What the task asks =
Copy every row below line for line, with no changes.

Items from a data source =
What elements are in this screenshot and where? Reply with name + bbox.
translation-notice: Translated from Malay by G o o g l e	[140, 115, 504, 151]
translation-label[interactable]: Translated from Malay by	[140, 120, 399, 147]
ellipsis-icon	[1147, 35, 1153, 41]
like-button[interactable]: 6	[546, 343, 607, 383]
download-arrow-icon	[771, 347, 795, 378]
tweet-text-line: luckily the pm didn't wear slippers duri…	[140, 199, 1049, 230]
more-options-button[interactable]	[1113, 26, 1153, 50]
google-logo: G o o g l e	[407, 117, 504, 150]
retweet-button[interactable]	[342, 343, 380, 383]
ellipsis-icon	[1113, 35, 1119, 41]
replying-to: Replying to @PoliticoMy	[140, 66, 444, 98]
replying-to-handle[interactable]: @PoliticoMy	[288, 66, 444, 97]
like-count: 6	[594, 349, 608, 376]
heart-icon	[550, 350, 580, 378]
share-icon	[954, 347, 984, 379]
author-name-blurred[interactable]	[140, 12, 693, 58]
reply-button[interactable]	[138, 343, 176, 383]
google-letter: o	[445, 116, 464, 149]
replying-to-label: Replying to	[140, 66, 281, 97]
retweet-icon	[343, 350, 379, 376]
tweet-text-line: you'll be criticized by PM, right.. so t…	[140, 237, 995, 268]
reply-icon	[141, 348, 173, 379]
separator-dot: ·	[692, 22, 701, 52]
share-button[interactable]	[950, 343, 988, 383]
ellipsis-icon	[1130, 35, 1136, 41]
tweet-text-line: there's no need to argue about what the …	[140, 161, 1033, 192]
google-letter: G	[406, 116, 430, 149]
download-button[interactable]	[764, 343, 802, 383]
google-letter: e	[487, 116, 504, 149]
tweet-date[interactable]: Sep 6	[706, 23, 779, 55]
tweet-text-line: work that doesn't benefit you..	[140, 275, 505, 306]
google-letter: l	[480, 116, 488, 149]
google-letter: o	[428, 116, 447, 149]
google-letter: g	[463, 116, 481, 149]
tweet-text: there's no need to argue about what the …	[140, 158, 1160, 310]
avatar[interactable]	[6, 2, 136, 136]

Solution =
What elements are in this screenshot and where? Reply with name + bbox.
translation-notice: Translated from Malay by G o o g l e	[140, 115, 504, 151]
translation-label[interactable]: Translated from Malay by	[140, 120, 399, 147]
ellipsis-icon	[1147, 35, 1153, 41]
like-button[interactable]: 6	[546, 343, 607, 383]
download-arrow-icon	[771, 347, 795, 378]
tweet-text-line: luckily the pm didn't wear slippers duri…	[140, 199, 1049, 230]
more-options-button[interactable]	[1113, 26, 1153, 50]
google-logo: G o o g l e	[407, 117, 504, 150]
retweet-button[interactable]	[342, 343, 380, 383]
ellipsis-icon	[1113, 35, 1119, 41]
replying-to: Replying to @PoliticoMy	[140, 66, 444, 98]
replying-to-handle[interactable]: @PoliticoMy	[288, 66, 444, 97]
like-count: 6	[594, 349, 608, 376]
heart-icon	[550, 350, 580, 378]
share-icon	[954, 347, 984, 379]
author-name-blurred[interactable]	[140, 12, 693, 58]
reply-button[interactable]	[138, 343, 176, 383]
google-letter: o	[445, 116, 464, 149]
replying-to-label: Replying to	[140, 66, 281, 97]
retweet-icon	[343, 350, 379, 376]
tweet-text-line: you'll be criticized by PM, right.. so t…	[140, 237, 995, 268]
reply-icon	[141, 348, 173, 379]
separator-dot: ·	[692, 22, 701, 52]
share-button[interactable]	[950, 343, 988, 383]
ellipsis-icon	[1130, 35, 1136, 41]
tweet-text-line: there's no need to argue about what the …	[140, 161, 1033, 192]
google-letter: G	[406, 116, 430, 149]
download-button[interactable]	[764, 343, 802, 383]
google-letter: e	[487, 116, 504, 149]
tweet-date[interactable]: Sep 6	[706, 23, 779, 55]
tweet-text-line: work that doesn't benefit you..	[140, 275, 505, 306]
google-letter: l	[480, 116, 488, 149]
google-letter: o	[428, 116, 447, 149]
google-letter: g	[463, 116, 481, 149]
tweet-text: there's no need to argue about what the …	[140, 158, 1160, 310]
avatar[interactable]	[6, 2, 136, 136]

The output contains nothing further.